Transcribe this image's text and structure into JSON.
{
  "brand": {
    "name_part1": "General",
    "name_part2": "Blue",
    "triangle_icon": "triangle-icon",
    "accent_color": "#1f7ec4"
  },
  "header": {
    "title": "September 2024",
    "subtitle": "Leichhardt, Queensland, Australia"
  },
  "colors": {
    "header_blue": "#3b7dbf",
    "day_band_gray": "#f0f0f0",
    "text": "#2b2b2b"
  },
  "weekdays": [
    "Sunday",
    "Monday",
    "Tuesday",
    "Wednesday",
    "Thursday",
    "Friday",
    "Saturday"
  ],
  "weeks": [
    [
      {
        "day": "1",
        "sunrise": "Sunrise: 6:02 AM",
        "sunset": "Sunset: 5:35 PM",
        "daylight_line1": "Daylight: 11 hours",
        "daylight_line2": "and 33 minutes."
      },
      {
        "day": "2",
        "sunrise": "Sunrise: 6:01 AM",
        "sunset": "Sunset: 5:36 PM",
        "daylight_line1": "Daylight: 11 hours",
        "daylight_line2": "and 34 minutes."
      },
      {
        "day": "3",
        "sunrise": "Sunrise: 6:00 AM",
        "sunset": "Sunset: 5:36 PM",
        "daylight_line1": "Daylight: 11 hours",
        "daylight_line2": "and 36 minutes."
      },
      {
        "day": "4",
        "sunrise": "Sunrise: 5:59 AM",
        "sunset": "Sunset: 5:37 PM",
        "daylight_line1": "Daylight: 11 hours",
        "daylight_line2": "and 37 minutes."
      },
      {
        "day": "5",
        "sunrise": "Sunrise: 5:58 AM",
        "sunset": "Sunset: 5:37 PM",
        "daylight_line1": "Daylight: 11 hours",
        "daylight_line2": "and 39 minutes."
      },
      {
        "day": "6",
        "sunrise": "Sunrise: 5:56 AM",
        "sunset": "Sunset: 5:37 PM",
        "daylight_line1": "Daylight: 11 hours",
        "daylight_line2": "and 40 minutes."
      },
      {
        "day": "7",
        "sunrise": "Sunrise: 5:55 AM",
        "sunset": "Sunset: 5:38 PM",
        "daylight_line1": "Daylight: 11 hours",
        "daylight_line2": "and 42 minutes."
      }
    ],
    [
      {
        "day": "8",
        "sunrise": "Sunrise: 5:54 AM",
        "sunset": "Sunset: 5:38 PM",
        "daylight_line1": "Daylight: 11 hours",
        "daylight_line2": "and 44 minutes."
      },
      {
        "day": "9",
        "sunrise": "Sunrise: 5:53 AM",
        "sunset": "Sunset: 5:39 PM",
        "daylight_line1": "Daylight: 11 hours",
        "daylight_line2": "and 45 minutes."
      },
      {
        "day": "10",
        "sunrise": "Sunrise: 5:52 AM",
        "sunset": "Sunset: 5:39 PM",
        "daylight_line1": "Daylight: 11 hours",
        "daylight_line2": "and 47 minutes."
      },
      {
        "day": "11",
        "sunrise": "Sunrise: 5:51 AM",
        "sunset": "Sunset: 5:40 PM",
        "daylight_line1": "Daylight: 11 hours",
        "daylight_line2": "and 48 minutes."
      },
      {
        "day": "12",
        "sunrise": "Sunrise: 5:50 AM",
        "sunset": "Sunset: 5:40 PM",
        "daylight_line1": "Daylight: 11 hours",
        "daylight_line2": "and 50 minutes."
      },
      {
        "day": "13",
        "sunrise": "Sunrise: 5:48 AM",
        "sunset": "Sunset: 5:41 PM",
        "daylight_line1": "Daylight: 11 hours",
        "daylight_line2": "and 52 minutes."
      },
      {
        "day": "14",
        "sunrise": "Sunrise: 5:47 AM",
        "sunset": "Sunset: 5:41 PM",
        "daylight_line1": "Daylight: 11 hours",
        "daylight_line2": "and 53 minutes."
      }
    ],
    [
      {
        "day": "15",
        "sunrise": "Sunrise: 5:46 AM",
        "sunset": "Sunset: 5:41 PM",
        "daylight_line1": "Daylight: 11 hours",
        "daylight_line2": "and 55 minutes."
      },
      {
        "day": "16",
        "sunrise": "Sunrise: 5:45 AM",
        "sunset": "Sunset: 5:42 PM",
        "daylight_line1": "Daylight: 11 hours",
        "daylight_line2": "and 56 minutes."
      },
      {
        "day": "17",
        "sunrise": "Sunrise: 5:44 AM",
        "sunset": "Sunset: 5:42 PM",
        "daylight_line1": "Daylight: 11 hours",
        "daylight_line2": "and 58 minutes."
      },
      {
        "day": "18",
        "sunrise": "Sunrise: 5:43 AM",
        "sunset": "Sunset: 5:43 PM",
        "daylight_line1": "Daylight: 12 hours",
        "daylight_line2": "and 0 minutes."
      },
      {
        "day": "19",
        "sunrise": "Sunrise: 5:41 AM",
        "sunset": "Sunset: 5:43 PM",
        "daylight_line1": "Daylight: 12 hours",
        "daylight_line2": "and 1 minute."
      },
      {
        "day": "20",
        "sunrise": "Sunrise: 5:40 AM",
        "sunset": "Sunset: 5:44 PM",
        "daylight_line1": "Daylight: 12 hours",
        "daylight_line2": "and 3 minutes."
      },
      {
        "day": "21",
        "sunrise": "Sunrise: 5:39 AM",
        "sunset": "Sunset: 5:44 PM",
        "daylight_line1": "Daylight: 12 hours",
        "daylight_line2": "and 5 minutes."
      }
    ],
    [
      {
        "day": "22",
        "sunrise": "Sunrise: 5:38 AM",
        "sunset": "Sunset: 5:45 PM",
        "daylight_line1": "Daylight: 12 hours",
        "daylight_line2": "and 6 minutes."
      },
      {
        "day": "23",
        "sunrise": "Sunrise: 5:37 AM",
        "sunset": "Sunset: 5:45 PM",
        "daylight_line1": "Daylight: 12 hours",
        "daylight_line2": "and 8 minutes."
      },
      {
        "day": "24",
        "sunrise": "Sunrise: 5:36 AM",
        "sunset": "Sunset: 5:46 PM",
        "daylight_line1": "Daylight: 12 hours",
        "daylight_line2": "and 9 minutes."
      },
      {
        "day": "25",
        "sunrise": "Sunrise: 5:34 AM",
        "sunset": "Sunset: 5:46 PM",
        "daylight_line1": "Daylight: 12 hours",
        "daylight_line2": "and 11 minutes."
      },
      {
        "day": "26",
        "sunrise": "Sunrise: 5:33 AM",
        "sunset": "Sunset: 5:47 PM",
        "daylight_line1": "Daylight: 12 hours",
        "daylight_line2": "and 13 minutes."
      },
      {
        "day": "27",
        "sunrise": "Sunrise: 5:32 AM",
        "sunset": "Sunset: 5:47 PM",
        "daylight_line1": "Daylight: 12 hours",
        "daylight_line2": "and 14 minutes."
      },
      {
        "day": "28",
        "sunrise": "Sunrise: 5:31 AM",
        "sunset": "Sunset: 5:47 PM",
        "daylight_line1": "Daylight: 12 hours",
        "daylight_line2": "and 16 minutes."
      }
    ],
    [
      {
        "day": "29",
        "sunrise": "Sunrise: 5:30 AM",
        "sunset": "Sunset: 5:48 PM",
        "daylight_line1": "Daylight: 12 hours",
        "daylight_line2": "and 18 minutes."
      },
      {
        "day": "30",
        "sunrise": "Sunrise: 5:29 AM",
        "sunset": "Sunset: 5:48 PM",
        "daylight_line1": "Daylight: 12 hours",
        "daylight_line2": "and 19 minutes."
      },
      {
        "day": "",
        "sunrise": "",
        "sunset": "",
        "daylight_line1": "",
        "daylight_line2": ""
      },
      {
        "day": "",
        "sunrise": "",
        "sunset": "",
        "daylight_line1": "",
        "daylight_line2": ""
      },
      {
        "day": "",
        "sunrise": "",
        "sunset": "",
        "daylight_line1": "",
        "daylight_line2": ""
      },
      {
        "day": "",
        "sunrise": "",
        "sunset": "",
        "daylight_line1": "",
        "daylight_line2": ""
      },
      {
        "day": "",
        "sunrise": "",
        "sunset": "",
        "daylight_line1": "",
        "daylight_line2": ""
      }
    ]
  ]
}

__________

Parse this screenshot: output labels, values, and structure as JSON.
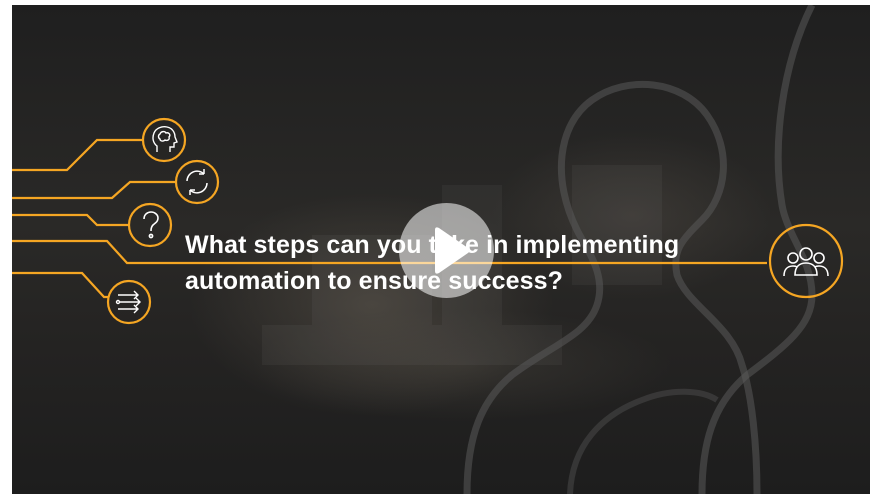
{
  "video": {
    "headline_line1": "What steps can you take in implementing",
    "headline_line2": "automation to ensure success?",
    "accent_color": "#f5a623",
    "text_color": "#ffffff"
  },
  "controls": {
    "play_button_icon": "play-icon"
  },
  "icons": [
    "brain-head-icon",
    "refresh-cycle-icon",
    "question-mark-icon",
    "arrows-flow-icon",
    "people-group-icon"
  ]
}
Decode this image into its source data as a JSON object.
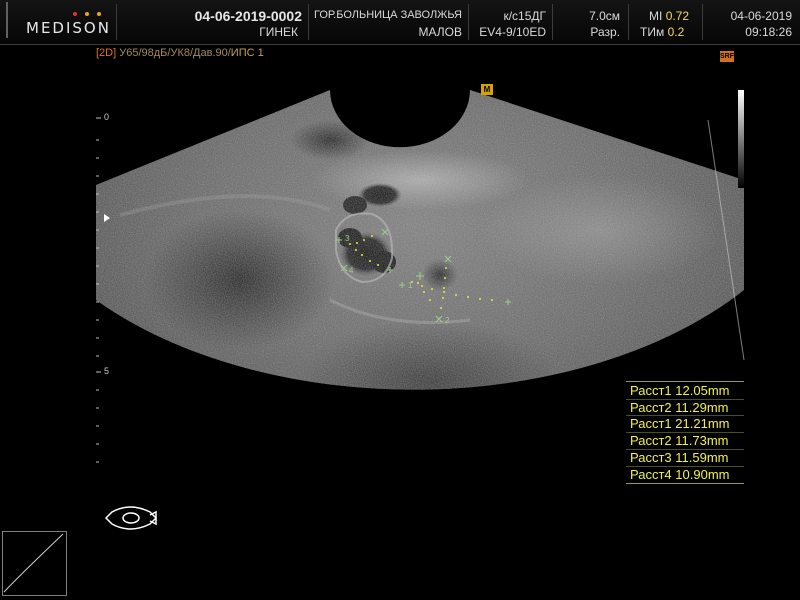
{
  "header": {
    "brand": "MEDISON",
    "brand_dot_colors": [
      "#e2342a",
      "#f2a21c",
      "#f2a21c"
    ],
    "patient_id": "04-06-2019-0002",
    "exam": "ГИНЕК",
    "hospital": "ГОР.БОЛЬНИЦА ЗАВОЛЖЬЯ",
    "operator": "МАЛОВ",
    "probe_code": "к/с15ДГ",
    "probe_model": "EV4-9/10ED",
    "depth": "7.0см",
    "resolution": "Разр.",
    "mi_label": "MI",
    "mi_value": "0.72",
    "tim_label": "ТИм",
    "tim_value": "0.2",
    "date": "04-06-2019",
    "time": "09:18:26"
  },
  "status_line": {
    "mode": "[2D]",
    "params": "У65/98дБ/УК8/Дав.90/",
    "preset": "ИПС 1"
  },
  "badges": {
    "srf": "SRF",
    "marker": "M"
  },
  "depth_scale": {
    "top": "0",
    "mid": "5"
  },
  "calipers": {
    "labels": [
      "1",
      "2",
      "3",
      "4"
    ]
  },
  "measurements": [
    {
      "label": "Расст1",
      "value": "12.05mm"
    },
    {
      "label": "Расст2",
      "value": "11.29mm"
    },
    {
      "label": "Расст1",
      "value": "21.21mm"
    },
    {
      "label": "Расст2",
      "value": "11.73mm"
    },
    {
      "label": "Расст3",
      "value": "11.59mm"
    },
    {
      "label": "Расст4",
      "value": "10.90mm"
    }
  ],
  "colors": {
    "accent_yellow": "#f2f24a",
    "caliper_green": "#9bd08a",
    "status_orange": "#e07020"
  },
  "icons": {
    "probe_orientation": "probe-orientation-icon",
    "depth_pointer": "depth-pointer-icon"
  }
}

__________

In the records above, locate every line with the string "image" and copy it.

Transcribe this image's text and structure into JSON.
Decode this image into its source data as a JSON object.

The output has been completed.